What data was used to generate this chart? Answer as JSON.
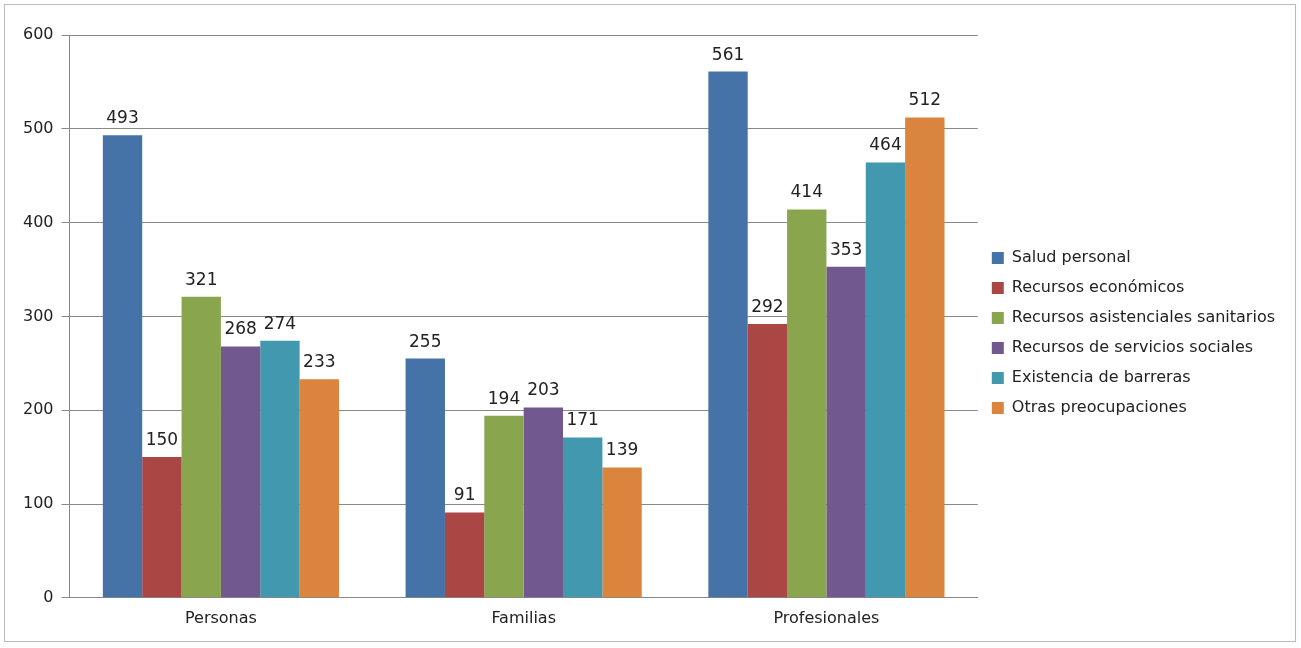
{
  "chart_data": {
    "type": "bar",
    "categories": [
      "Personas",
      "Familias",
      "Profesionales"
    ],
    "series": [
      {
        "name": "Salud personal",
        "color": "#4572a7",
        "values": [
          493,
          255,
          561
        ]
      },
      {
        "name": "Recursos económicos",
        "color": "#aa4643",
        "values": [
          150,
          91,
          292
        ]
      },
      {
        "name": "Recursos asistenciales sanitarios",
        "color": "#89a54e",
        "values": [
          321,
          194,
          414
        ]
      },
      {
        "name": "Recursos de servicios sociales",
        "color": "#71588f",
        "values": [
          268,
          203,
          353
        ]
      },
      {
        "name": "Existencia de barreras",
        "color": "#4198af",
        "values": [
          274,
          171,
          464
        ]
      },
      {
        "name": "Otras preocupaciones",
        "color": "#db843d",
        "values": [
          233,
          139,
          512
        ]
      }
    ],
    "ylim": [
      0,
      600
    ],
    "yticks": [
      0,
      100,
      200,
      300,
      400,
      500,
      600
    ],
    "grid": "y",
    "legend": "right",
    "data_labels": true
  }
}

........

Task description: Search the records for the word "color" and copy every line where it occurs.

Response:
        "color": "#4572a7",
        "color": "#aa4643",
        "color": "#89a54e",
        "color": "#71588f",
        "color": "#4198af",
        "color": "#db843d",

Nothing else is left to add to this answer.